GIVEN INFORMATION:
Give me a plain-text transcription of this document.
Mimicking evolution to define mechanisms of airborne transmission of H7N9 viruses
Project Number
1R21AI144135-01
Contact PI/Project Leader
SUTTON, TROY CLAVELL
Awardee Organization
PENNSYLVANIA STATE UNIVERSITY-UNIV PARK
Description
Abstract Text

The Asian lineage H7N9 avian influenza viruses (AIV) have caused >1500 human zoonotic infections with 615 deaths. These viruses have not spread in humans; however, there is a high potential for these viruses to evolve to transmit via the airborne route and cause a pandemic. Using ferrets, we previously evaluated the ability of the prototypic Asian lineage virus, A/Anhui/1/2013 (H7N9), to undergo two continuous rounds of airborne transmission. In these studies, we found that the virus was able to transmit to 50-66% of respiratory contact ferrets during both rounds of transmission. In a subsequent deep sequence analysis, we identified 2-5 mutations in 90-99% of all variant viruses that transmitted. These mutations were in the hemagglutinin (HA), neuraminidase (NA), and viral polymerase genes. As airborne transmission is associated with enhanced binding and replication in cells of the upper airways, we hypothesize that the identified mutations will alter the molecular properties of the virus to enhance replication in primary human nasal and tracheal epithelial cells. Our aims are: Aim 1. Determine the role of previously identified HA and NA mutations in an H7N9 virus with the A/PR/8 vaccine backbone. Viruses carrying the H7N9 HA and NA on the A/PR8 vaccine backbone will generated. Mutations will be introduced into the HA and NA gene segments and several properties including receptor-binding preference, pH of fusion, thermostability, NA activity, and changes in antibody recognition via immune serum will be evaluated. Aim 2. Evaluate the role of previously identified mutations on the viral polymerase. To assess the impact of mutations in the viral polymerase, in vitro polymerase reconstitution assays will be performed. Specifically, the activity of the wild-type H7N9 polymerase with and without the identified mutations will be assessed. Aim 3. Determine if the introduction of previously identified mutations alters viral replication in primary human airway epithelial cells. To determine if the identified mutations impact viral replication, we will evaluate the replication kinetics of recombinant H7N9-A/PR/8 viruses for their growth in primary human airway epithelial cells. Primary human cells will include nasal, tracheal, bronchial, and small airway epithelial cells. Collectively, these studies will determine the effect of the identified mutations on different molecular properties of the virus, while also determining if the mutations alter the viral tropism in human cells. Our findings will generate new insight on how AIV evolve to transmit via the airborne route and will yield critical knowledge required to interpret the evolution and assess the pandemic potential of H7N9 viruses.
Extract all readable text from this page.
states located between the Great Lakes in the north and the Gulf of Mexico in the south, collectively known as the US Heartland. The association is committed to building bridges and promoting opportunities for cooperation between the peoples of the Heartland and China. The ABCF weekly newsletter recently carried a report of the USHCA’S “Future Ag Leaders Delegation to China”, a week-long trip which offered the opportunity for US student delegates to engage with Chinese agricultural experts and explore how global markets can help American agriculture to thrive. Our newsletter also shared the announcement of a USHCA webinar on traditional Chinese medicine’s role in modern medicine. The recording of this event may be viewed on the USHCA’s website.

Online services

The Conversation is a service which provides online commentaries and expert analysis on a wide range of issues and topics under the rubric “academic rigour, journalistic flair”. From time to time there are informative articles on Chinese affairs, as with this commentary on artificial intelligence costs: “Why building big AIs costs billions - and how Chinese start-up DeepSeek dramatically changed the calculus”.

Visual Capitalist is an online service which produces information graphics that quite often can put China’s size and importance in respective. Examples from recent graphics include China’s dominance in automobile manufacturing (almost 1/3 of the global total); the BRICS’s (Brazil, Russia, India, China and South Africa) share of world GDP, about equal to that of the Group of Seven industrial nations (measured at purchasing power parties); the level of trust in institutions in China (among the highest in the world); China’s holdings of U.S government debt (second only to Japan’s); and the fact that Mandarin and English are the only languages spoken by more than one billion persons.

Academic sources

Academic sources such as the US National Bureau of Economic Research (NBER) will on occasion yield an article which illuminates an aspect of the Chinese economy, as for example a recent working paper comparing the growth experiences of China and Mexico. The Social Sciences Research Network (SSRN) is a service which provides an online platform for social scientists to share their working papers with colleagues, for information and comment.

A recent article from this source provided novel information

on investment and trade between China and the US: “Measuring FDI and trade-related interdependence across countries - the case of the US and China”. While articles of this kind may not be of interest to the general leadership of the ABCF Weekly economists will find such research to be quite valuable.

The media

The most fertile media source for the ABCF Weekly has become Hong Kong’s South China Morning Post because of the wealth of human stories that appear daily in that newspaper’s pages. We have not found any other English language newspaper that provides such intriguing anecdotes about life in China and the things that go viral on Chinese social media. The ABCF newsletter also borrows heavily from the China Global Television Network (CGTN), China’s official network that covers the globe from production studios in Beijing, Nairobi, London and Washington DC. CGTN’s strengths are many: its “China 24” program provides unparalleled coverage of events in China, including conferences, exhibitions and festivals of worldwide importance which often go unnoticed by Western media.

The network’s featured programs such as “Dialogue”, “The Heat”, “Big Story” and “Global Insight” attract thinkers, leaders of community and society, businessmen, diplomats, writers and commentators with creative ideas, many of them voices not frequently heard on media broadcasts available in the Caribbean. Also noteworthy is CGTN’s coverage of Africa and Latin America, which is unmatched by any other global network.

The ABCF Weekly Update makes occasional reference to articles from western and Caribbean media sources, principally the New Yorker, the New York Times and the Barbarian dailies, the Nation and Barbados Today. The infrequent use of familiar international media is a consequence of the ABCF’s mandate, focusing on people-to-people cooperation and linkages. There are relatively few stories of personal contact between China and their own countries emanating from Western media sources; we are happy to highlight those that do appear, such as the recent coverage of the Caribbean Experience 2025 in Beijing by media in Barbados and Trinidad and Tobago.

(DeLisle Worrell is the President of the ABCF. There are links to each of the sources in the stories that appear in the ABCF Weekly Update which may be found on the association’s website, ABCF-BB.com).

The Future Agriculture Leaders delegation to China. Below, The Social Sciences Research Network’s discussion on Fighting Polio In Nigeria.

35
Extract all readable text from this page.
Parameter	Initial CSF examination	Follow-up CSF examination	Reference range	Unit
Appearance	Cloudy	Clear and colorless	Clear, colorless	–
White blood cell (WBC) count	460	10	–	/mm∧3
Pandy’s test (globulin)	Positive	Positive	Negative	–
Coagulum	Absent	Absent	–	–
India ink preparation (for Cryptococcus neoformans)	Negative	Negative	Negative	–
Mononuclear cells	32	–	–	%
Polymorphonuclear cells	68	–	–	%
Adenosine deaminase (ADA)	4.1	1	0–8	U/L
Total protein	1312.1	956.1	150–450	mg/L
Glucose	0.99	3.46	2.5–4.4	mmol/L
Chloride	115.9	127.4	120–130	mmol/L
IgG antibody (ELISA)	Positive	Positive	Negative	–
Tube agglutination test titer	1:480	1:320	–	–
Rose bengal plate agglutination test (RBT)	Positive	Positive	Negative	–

YOUR TASK:
Please repeat each entry. Keep every word the same.

ANSWER BOX:
Give me a plain-text transcription of this document.
Mimicking evolution to define mechanisms of airborne transmission of H7N9 viruses
Project Number
1R21AI144135-01
Contact PI/Project Leader
SUTTON, TROY CLAVELL
Awardee Organization
PENNSYLVANIA STATE UNIVERSITY-UNIV PARK
Description
Abstract Text

The Asian lineage H7N9 avian influenza viruses (AIV) have caused >1500 human zoonotic infections with 615 deaths. These viruses have not spread in humans; however, there is a high potential for these viruses to evolve to transmit via the airborne route and cause a pandemic. Using ferrets, we previously evaluated the ability of the prototypic Asian lineage virus, A/Anhui/1/2013 (H7N9), to undergo two continuous rounds of airborne transmission. In these studies, we found that the virus was able to transmit to 50-66% of respiratory contact ferrets during both rounds of transmission. In a subsequent deep sequence analysis, we identified 2-5 mutations in 90-99% of all variant viruses that transmitted. These mutations were in the hemagglutinin (HA), neuraminidase (NA), and viral polymerase genes. As airborne transmission is associated with enhanced binding and replication in cells of the upper airways, we hypothesize that the identified mutations will alter the molecular properties of the virus to enhance replication in primary human nasal and tracheal epithelial cells. Our aims are: Aim 1. Determine the role of previously identified HA and NA mutations in an H7N9 virus with the A/PR/8 vaccine backbone. Viruses carrying the H7N9 HA and NA on the A/PR8 vaccine backbone will generated. Mutations will be introduced into the HA and NA gene segments and several properties including receptor-binding preference, pH of fusion, thermostability, NA activity, and changes in antibody recognition via immune serum will be evaluated. Aim 2. Evaluate the role of previously identified mutations on the viral polymerase. To assess the impact of mutations in the viral polymerase, in vitro polymerase reconstitution assays will be performed. Specifically, the activity of the wild-type H7N9 polymerase with and without the identified mutations will be assessed. Aim 3. Determine if the introduction of previously identified mutations alters viral replication in primary human airway epithelial cells. To determine if the identified mutations impact viral replication, we will evaluate the replication kinetics of recombinant H7N9-A/PR/8 viruses for their growth in primary human airway epithelial cells. Primary human cells will include nasal, tracheal, bronchial, and small airway epithelial cells. Collectively, these studies will determine the effect of the identified mutations on different molecular properties of the virus, while also determining if the mutations alter the viral tropism in human cells. Our findings will generate new insight on how AIV evolve to transmit via the airborne route and will yield critical knowledge required to interpret the evolution and assess the pandemic potential of H7N9 viruses.
Extract all readable text from this page.
states located between the Great Lakes in the north and the Gulf of Mexico in the south, collectively known as the US Heartland. The association is committed to building bridges and promoting opportunities for cooperation between the peoples of the Heartland and China. The ABCF weekly newsletter recently carried a report of the USHCA’S “Future Ag Leaders Delegation to China”, a week-long trip which offered the opportunity for US student delegates to engage with Chinese agricultural experts and explore how global markets can help American agriculture to thrive. Our newsletter also shared the announcement of a USHCA webinar on traditional Chinese medicine’s role in modern medicine. The recording of this event may be viewed on the USHCA’s website.

Online services

The Conversation is a service which provides online commentaries and expert analysis on a wide range of issues and topics under the rubric “academic rigour, journalistic flair”. From time to time there are informative articles on Chinese affairs, as with this commentary on artificial intelligence costs: “Why building big AIs costs billions - and how Chinese start-up DeepSeek dramatically changed the calculus”.

Visual Capitalist is an online service which produces information graphics that quite often can put China’s size and importance in respective. Examples from recent graphics include China’s dominance in automobile manufacturing (almost 1/3 of the global total); the BRICS’s (Brazil, Russia, India, China and South Africa) share of world GDP, about equal to that of the Group of Seven industrial nations (measured at purchasing power parties); the level of trust in institutions in China (among the highest in the world); China’s holdings of U.S government debt (second only to Japan’s); and the fact that Mandarin and English are the only languages spoken by more than one billion persons.

Academic sources

Academic sources such as the US National Bureau of Economic Research (NBER) will on occasion yield an article which illuminates an aspect of the Chinese economy, as for example a recent working paper comparing the growth experiences of China and Mexico. The Social Sciences Research Network (SSRN) is a service which provides an online platform for social scientists to share their working papers with colleagues, for information and comment.

A recent article from this source provided novel information

on investment and trade between China and the US: “Measuring FDI and trade-related interdependence across countries - the case of the US and China”. While articles of this kind may not be of interest to the general leadership of the ABCF Weekly economists will find such research to be quite valuable.

The media

The most fertile media source for the ABCF Weekly has become Hong Kong’s South China Morning Post because of the wealth of human stories that appear daily in that newspaper’s pages. We have not found any other English language newspaper that provides such intriguing anecdotes about life in China and the things that go viral on Chinese social media. The ABCF newsletter also borrows heavily from the China Global Television Network (CGTN), China’s official network that covers the globe from production studios in Beijing, Nairobi, London and Washington DC. CGTN’s strengths are many: its “China 24” program provides unparalleled coverage of events in China, including conferences, exhibitions and festivals of worldwide importance which often go unnoticed by Western media.

The network’s featured programs such as “Dialogue”, “The Heat”, “Big Story” and “Global Insight” attract thinkers, leaders of community and society, businessmen, diplomats, writers and commentators with creative ideas, many of them voices not frequently heard on media broadcasts available in the Caribbean. Also noteworthy is CGTN’s coverage of Africa and Latin America, which is unmatched by any other global network.

The ABCF Weekly Update makes occasional reference to articles from western and Caribbean media sources, principally the New Yorker, the New York Times and the Barbarian dailies, the Nation and Barbados Today. The infrequent use of familiar international media is a consequence of the ABCF’s mandate, focusing on people-to-people cooperation and linkages. There are relatively few stories of personal contact between China and their own countries emanating from Western media sources; we are happy to highlight those that do appear, such as the recent coverage of the Caribbean Experience 2025 in Beijing by media in Barbados and Trinidad and Tobago.

(DeLisle Worrell is the President of the ABCF. There are links to each of the sources in the stories that appear in the ABCF Weekly Update which may be found on the association’s website, ABCF-BB.com).

The Future Agriculture Leaders delegation to China. Below, The Social Sciences Research Network’s discussion on Fighting Polio In Nigeria.

35
Extract all readable text from this page.
Parameter	Initial CSF examination	Follow-up CSF examination	Reference range	Unit
Appearance	Cloudy	Clear and colorless	Clear, colorless	–
White blood cell (WBC) count	460	10	–	/mm∧3
Pandy’s test (globulin)	Positive	Positive	Negative	–
Coagulum	Absent	Absent	–	–
India ink preparation (for Cryptococcus neoformans)	Negative	Negative	Negative	–
Mononuclear cells	32	–	–	%
Polymorphonuclear cells	68	–	–	%
Adenosine deaminase (ADA)	4.1	1	0–8	U/L
Total protein	1312.1	956.1	150–450	mg/L
Glucose	0.99	3.46	2.5–4.4	mmol/L
Chloride	115.9	127.4	120–130	mmol/L
IgG antibody (ELISA)	Positive	Positive	Negative	–
Tube agglutination test titer	1:480	1:320	–	–
Rose bengal plate agglutination test (RBT)	Positive	Positive	Negative	–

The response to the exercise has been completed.